[Rows from a dataset]
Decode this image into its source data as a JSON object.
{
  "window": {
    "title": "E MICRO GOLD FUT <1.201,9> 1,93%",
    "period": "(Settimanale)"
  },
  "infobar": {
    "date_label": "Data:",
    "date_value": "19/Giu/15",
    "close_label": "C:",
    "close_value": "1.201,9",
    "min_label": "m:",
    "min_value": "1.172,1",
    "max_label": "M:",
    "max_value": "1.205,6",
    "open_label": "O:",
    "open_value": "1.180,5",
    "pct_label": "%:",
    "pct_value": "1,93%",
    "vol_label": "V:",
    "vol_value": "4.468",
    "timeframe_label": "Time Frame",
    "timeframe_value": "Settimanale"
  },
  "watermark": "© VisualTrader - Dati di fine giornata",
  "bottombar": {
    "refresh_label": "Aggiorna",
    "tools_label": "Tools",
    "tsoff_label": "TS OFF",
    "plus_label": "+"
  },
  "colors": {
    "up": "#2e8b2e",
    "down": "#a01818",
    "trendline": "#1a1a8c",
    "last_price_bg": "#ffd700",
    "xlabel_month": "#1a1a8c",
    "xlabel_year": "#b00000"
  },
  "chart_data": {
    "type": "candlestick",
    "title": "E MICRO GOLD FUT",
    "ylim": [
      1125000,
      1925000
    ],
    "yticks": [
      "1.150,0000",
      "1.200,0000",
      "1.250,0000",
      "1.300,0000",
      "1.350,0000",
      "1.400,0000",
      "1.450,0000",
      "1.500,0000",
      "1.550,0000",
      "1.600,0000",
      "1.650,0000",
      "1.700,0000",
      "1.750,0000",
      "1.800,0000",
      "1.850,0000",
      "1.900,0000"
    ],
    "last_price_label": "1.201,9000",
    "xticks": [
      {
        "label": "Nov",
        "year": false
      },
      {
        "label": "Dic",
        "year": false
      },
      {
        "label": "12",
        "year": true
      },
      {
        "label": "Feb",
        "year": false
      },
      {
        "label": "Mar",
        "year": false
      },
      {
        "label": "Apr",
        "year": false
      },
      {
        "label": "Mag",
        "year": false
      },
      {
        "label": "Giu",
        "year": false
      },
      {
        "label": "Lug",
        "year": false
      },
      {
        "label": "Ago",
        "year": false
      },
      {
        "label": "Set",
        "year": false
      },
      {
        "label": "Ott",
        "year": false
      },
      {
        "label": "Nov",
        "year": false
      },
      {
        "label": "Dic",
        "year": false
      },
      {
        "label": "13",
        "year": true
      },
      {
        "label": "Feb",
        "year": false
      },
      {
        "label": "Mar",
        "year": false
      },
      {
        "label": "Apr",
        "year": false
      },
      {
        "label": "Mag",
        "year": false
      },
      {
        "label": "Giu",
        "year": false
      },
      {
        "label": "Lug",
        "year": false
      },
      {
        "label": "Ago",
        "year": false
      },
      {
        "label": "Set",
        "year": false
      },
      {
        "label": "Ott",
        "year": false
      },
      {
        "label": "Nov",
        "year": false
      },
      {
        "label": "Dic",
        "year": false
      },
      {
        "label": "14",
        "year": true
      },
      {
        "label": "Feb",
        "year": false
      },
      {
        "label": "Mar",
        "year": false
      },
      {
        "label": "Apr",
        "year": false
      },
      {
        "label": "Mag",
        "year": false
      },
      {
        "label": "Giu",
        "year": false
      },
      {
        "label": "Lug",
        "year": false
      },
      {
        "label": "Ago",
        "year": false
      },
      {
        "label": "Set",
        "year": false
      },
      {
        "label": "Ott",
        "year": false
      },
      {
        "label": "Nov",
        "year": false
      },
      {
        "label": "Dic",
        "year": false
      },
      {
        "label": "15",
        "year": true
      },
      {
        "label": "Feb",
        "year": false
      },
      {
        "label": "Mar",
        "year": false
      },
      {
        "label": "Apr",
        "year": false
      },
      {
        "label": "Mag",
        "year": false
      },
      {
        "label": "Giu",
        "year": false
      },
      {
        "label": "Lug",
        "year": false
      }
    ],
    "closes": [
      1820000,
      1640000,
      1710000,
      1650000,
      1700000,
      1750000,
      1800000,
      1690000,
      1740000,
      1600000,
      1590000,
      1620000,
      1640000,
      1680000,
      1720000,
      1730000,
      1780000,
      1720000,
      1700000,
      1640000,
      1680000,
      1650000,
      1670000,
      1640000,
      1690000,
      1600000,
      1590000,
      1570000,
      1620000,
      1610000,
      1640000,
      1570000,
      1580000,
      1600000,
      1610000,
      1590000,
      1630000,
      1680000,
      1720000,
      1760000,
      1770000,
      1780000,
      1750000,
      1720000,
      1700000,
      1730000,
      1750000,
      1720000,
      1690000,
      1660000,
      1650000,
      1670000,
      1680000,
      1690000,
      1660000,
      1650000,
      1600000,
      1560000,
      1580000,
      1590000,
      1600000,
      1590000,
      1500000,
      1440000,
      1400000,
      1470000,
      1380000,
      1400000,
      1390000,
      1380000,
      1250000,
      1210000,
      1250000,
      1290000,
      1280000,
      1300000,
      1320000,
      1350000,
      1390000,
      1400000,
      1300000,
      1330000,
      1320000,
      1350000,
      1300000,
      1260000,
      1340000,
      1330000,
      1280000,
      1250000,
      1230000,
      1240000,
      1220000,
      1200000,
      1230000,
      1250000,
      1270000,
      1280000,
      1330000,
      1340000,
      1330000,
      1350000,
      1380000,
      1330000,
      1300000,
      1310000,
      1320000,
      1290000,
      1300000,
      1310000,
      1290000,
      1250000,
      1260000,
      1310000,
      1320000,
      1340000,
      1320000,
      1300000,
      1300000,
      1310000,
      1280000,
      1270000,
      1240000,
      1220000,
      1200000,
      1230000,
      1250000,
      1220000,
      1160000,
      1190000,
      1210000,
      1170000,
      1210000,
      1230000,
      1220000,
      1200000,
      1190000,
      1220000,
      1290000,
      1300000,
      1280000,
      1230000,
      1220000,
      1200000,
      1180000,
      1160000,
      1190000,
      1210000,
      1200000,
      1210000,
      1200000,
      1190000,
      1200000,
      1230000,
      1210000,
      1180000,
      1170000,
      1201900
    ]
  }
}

* _EXERCISE GOAL_
Above are some records. Print them all exactly.

* _OUTPUT FOR THIS EXERCISE_
Decode this image into its source data as a JSON object.
{
  "window": {
    "title": "E MICRO GOLD FUT <1.201,9> 1,93%",
    "period": "(Settimanale)"
  },
  "infobar": {
    "date_label": "Data:",
    "date_value": "19/Giu/15",
    "close_label": "C:",
    "close_value": "1.201,9",
    "min_label": "m:",
    "min_value": "1.172,1",
    "max_label": "M:",
    "max_value": "1.205,6",
    "open_label": "O:",
    "open_value": "1.180,5",
    "pct_label": "%:",
    "pct_value": "1,93%",
    "vol_label": "V:",
    "vol_value": "4.468",
    "timeframe_label": "Time Frame",
    "timeframe_value": "Settimanale"
  },
  "watermark": "© VisualTrader - Dati di fine giornata",
  "bottombar": {
    "refresh_label": "Aggiorna",
    "tools_label": "Tools",
    "tsoff_label": "TS OFF",
    "plus_label": "+"
  },
  "colors": {
    "up": "#2e8b2e",
    "down": "#a01818",
    "trendline": "#1a1a8c",
    "last_price_bg": "#ffd700",
    "xlabel_month": "#1a1a8c",
    "xlabel_year": "#b00000"
  },
  "chart_data": {
    "type": "candlestick",
    "title": "E MICRO GOLD FUT",
    "ylim": [
      1125000,
      1925000
    ],
    "yticks": [
      "1.150,0000",
      "1.200,0000",
      "1.250,0000",
      "1.300,0000",
      "1.350,0000",
      "1.400,0000",
      "1.450,0000",
      "1.500,0000",
      "1.550,0000",
      "1.600,0000",
      "1.650,0000",
      "1.700,0000",
      "1.750,0000",
      "1.800,0000",
      "1.850,0000",
      "1.900,0000"
    ],
    "last_price_label": "1.201,9000",
    "xticks": [
      {
        "label": "Nov",
        "year": false
      },
      {
        "label": "Dic",
        "year": false
      },
      {
        "label": "12",
        "year": true
      },
      {
        "label": "Feb",
        "year": false
      },
      {
        "label": "Mar",
        "year": false
      },
      {
        "label": "Apr",
        "year": false
      },
      {
        "label": "Mag",
        "year": false
      },
      {
        "label": "Giu",
        "year": false
      },
      {
        "label": "Lug",
        "year": false
      },
      {
        "label": "Ago",
        "year": false
      },
      {
        "label": "Set",
        "year": false
      },
      {
        "label": "Ott",
        "year": false
      },
      {
        "label": "Nov",
        "year": false
      },
      {
        "label": "Dic",
        "year": false
      },
      {
        "label": "13",
        "year": true
      },
      {
        "label": "Feb",
        "year": false
      },
      {
        "label": "Mar",
        "year": false
      },
      {
        "label": "Apr",
        "year": false
      },
      {
        "label": "Mag",
        "year": false
      },
      {
        "label": "Giu",
        "year": false
      },
      {
        "label": "Lug",
        "year": false
      },
      {
        "label": "Ago",
        "year": false
      },
      {
        "label": "Set",
        "year": false
      },
      {
        "label": "Ott",
        "year": false
      },
      {
        "label": "Nov",
        "year": false
      },
      {
        "label": "Dic",
        "year": false
      },
      {
        "label": "14",
        "year": true
      },
      {
        "label": "Feb",
        "year": false
      },
      {
        "label": "Mar",
        "year": false
      },
      {
        "label": "Apr",
        "year": false
      },
      {
        "label": "Mag",
        "year": false
      },
      {
        "label": "Giu",
        "year": false
      },
      {
        "label": "Lug",
        "year": false
      },
      {
        "label": "Ago",
        "year": false
      },
      {
        "label": "Set",
        "year": false
      },
      {
        "label": "Ott",
        "year": false
      },
      {
        "label": "Nov",
        "year": false
      },
      {
        "label": "Dic",
        "year": false
      },
      {
        "label": "15",
        "year": true
      },
      {
        "label": "Feb",
        "year": false
      },
      {
        "label": "Mar",
        "year": false
      },
      {
        "label": "Apr",
        "year": false
      },
      {
        "label": "Mag",
        "year": false
      },
      {
        "label": "Giu",
        "year": false
      },
      {
        "label": "Lug",
        "year": false
      }
    ],
    "closes": [
      1820000,
      1640000,
      1710000,
      1650000,
      1700000,
      1750000,
      1800000,
      1690000,
      1740000,
      1600000,
      1590000,
      1620000,
      1640000,
      1680000,
      1720000,
      1730000,
      1780000,
      1720000,
      1700000,
      1640000,
      1680000,
      1650000,
      1670000,
      1640000,
      1690000,
      1600000,
      1590000,
      1570000,
      1620000,
      1610000,
      1640000,
      1570000,
      1580000,
      1600000,
      1610000,
      1590000,
      1630000,
      1680000,
      1720000,
      1760000,
      1770000,
      1780000,
      1750000,
      1720000,
      1700000,
      1730000,
      1750000,
      1720000,
      1690000,
      1660000,
      1650000,
      1670000,
      1680000,
      1690000,
      1660000,
      1650000,
      1600000,
      1560000,
      1580000,
      1590000,
      1600000,
      1590000,
      1500000,
      1440000,
      1400000,
      1470000,
      1380000,
      1400000,
      1390000,
      1380000,
      1250000,
      1210000,
      1250000,
      1290000,
      1280000,
      1300000,
      1320000,
      1350000,
      1390000,
      1400000,
      1300000,
      1330000,
      1320000,
      1350000,
      1300000,
      1260000,
      1340000,
      1330000,
      1280000,
      1250000,
      1230000,
      1240000,
      1220000,
      1200000,
      1230000,
      1250000,
      1270000,
      1280000,
      1330000,
      1340000,
      1330000,
      1350000,
      1380000,
      1330000,
      1300000,
      1310000,
      1320000,
      1290000,
      1300000,
      1310000,
      1290000,
      1250000,
      1260000,
      1310000,
      1320000,
      1340000,
      1320000,
      1300000,
      1300000,
      1310000,
      1280000,
      1270000,
      1240000,
      1220000,
      1200000,
      1230000,
      1250000,
      1220000,
      1160000,
      1190000,
      1210000,
      1170000,
      1210000,
      1230000,
      1220000,
      1200000,
      1190000,
      1220000,
      1290000,
      1300000,
      1280000,
      1230000,
      1220000,
      1200000,
      1180000,
      1160000,
      1190000,
      1210000,
      1200000,
      1210000,
      1200000,
      1190000,
      1200000,
      1230000,
      1210000,
      1180000,
      1170000,
      1201900
    ]
  }
}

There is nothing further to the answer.